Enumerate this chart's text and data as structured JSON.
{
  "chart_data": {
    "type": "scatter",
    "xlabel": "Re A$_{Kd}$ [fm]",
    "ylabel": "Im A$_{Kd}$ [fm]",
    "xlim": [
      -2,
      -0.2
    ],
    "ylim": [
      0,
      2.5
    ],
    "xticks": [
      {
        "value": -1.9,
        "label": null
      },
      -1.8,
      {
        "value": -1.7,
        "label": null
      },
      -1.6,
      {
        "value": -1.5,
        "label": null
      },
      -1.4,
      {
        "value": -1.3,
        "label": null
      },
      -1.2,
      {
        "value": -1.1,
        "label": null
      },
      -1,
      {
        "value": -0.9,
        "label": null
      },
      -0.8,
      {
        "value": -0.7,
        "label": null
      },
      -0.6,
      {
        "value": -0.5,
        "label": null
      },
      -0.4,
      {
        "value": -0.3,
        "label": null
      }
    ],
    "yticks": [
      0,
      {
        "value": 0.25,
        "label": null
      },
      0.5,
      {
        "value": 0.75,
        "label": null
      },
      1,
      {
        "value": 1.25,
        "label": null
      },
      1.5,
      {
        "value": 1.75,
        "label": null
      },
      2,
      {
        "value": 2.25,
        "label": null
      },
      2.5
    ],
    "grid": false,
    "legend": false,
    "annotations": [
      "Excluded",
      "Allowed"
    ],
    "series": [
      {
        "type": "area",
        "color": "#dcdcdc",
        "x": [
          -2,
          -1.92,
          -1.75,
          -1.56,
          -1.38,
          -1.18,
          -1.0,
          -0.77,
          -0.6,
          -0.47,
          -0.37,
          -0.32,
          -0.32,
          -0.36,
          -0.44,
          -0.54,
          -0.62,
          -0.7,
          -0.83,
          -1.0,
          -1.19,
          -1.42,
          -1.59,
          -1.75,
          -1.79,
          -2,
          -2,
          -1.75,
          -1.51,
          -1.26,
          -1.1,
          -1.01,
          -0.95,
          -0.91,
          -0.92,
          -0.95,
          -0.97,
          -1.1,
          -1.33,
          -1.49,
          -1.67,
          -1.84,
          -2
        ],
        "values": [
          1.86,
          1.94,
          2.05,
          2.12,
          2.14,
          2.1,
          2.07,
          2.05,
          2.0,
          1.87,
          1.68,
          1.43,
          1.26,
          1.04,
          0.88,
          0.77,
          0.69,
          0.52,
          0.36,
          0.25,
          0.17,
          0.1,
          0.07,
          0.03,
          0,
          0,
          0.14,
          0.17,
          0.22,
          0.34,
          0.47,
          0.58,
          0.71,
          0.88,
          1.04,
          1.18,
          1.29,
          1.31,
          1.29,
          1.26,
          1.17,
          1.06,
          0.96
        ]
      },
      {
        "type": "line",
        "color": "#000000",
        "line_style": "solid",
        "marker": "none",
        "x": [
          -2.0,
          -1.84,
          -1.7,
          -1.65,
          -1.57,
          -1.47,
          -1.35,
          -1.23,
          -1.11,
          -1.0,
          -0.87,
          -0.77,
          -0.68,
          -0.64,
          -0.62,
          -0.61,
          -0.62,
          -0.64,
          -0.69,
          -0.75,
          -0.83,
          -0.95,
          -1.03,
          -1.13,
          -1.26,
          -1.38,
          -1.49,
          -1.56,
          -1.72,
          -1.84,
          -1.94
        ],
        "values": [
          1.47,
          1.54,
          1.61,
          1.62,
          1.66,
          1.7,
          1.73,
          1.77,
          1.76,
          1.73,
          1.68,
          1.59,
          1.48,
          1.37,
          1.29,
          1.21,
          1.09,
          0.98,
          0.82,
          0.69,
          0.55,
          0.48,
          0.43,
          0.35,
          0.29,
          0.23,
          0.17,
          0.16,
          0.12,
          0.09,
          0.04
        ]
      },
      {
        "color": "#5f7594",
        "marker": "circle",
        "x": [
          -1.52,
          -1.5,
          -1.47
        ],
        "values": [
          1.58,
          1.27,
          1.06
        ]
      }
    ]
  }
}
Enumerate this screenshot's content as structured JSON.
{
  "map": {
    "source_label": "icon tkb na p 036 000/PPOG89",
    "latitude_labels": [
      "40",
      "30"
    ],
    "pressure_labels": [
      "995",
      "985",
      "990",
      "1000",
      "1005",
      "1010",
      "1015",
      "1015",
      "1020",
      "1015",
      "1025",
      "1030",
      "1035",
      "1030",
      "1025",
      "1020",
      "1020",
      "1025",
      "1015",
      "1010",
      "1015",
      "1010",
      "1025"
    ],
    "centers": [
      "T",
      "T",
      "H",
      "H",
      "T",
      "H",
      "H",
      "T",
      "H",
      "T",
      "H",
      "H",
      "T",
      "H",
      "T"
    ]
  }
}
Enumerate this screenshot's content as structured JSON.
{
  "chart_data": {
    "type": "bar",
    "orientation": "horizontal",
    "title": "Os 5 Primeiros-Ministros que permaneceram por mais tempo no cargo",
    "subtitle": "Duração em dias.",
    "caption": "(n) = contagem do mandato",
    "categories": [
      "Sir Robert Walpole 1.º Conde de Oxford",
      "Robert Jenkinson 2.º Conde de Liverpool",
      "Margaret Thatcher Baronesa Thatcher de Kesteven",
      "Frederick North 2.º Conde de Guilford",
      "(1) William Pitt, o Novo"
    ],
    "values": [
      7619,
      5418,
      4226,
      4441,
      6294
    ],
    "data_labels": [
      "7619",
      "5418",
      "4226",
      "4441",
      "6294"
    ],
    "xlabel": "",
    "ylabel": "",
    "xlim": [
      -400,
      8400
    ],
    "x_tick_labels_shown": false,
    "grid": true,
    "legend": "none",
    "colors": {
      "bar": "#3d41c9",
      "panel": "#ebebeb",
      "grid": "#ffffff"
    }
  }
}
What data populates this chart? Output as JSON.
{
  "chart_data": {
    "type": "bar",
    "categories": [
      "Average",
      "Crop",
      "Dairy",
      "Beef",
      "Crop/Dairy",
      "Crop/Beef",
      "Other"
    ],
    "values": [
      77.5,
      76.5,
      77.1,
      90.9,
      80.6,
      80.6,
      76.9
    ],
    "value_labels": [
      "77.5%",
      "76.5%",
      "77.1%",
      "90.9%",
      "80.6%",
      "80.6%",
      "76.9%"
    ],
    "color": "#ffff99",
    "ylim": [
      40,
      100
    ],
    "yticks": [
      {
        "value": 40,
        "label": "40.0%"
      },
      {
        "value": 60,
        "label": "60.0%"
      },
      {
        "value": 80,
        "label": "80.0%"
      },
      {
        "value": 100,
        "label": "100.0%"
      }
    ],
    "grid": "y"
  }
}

**Exercise details**
Reproduce every entry shown above, precisely as it stands.

**Complete output**
Enumerate this chart's text and data as structured JSON.
{
  "chart_data": {
    "type": "scatter",
    "xlabel": "Re A$_{Kd}$ [fm]",
    "ylabel": "Im A$_{Kd}$ [fm]",
    "xlim": [
      -2,
      -0.2
    ],
    "ylim": [
      0,
      2.5
    ],
    "xticks": [
      {
        "value": -1.9,
        "label": null
      },
      -1.8,
      {
        "value": -1.7,
        "label": null
      },
      -1.6,
      {
        "value": -1.5,
        "label": null
      },
      -1.4,
      {
        "value": -1.3,
        "label": null
      },
      -1.2,
      {
        "value": -1.1,
        "label": null
      },
      -1,
      {
        "value": -0.9,
        "label": null
      },
      -0.8,
      {
        "value": -0.7,
        "label": null
      },
      -0.6,
      {
        "value": -0.5,
        "label": null
      },
      -0.4,
      {
        "value": -0.3,
        "label": null
      }
    ],
    "yticks": [
      0,
      {
        "value": 0.25,
        "label": null
      },
      0.5,
      {
        "value": 0.75,
        "label": null
      },
      1,
      {
        "value": 1.25,
        "label": null
      },
      1.5,
      {
        "value": 1.75,
        "label": null
      },
      2,
      {
        "value": 2.25,
        "label": null
      },
      2.5
    ],
    "grid": false,
    "legend": false,
    "annotations": [
      "Excluded",
      "Allowed"
    ],
    "series": [
      {
        "type": "area",
        "color": "#dcdcdc",
        "x": [
          -2,
          -1.92,
          -1.75,
          -1.56,
          -1.38,
          -1.18,
          -1.0,
          -0.77,
          -0.6,
          -0.47,
          -0.37,
          -0.32,
          -0.32,
          -0.36,
          -0.44,
          -0.54,
          -0.62,
          -0.7,
          -0.83,
          -1.0,
          -1.19,
          -1.42,
          -1.59,
          -1.75,
          -1.79,
          -2,
          -2,
          -1.75,
          -1.51,
          -1.26,
          -1.1,
          -1.01,
          -0.95,
          -0.91,
          -0.92,
          -0.95,
          -0.97,
          -1.1,
          -1.33,
          -1.49,
          -1.67,
          -1.84,
          -2
        ],
        "values": [
          1.86,
          1.94,
          2.05,
          2.12,
          2.14,
          2.1,
          2.07,
          2.05,
          2.0,
          1.87,
          1.68,
          1.43,
          1.26,
          1.04,
          0.88,
          0.77,
          0.69,
          0.52,
          0.36,
          0.25,
          0.17,
          0.1,
          0.07,
          0.03,
          0,
          0,
          0.14,
          0.17,
          0.22,
          0.34,
          0.47,
          0.58,
          0.71,
          0.88,
          1.04,
          1.18,
          1.29,
          1.31,
          1.29,
          1.26,
          1.17,
          1.06,
          0.96
        ]
      },
      {
        "type": "line",
        "color": "#000000",
        "line_style": "solid",
        "marker": "none",
        "x": [
          -2.0,
          -1.84,
          -1.7,
          -1.65,
          -1.57,
          -1.47,
          -1.35,
          -1.23,
          -1.11,
          -1.0,
          -0.87,
          -0.77,
          -0.68,
          -0.64,
          -0.62,
          -0.61,
          -0.62,
          -0.64,
          -0.69,
          -0.75,
          -0.83,
          -0.95,
          -1.03,
          -1.13,
          -1.26,
          -1.38,
          -1.49,
          -1.56,
          -1.72,
          -1.84,
          -1.94
        ],
        "values": [
          1.47,
          1.54,
          1.61,
          1.62,
          1.66,
          1.7,
          1.73,
          1.77,
          1.76,
          1.73,
          1.68,
          1.59,
          1.48,
          1.37,
          1.29,
          1.21,
          1.09,
          0.98,
          0.82,
          0.69,
          0.55,
          0.48,
          0.43,
          0.35,
          0.29,
          0.23,
          0.17,
          0.16,
          0.12,
          0.09,
          0.04
        ]
      },
      {
        "color": "#5f7594",
        "marker": "circle",
        "x": [
          -1.52,
          -1.5,
          -1.47
        ],
        "values": [
          1.58,
          1.27,
          1.06
        ]
      }
    ]
  }
}
Enumerate this screenshot's content as structured JSON.
{
  "map": {
    "source_label": "icon tkb na p 036 000/PPOG89",
    "latitude_labels": [
      "40",
      "30"
    ],
    "pressure_labels": [
      "995",
      "985",
      "990",
      "1000",
      "1005",
      "1010",
      "1015",
      "1015",
      "1020",
      "1015",
      "1025",
      "1030",
      "1035",
      "1030",
      "1025",
      "1020",
      "1020",
      "1025",
      "1015",
      "1010",
      "1015",
      "1010",
      "1025"
    ],
    "centers": [
      "T",
      "T",
      "H",
      "H",
      "T",
      "H",
      "H",
      "T",
      "H",
      "T",
      "H",
      "H",
      "T",
      "H",
      "T"
    ]
  }
}
Enumerate this screenshot's content as structured JSON.
{
  "chart_data": {
    "type": "bar",
    "orientation": "horizontal",
    "title": "Os 5 Primeiros-Ministros que permaneceram por mais tempo no cargo",
    "subtitle": "Duração em dias.",
    "caption": "(n) = contagem do mandato",
    "categories": [
      "Sir Robert Walpole 1.º Conde de Oxford",
      "Robert Jenkinson 2.º Conde de Liverpool",
      "Margaret Thatcher Baronesa Thatcher de Kesteven",
      "Frederick North 2.º Conde de Guilford",
      "(1) William Pitt, o Novo"
    ],
    "values": [
      7619,
      5418,
      4226,
      4441,
      6294
    ],
    "data_labels": [
      "7619",
      "5418",
      "4226",
      "4441",
      "6294"
    ],
    "xlabel": "",
    "ylabel": "",
    "xlim": [
      -400,
      8400
    ],
    "x_tick_labels_shown": false,
    "grid": true,
    "legend": "none",
    "colors": {
      "bar": "#3d41c9",
      "panel": "#ebebeb",
      "grid": "#ffffff"
    }
  }
}
What data populates this chart? Output as JSON.
{
  "chart_data": {
    "type": "bar",
    "categories": [
      "Average",
      "Crop",
      "Dairy",
      "Beef",
      "Crop/Dairy",
      "Crop/Beef",
      "Other"
    ],
    "values": [
      77.5,
      76.5,
      77.1,
      90.9,
      80.6,
      80.6,
      76.9
    ],
    "value_labels": [
      "77.5%",
      "76.5%",
      "77.1%",
      "90.9%",
      "80.6%",
      "80.6%",
      "76.9%"
    ],
    "color": "#ffff99",
    "ylim": [
      40,
      100
    ],
    "yticks": [
      {
        "value": 40,
        "label": "40.0%"
      },
      {
        "value": 60,
        "label": "60.0%"
      },
      {
        "value": 80,
        "label": "80.0%"
      },
      {
        "value": 100,
        "label": "100.0%"
      }
    ],
    "grid": "y"
  }
}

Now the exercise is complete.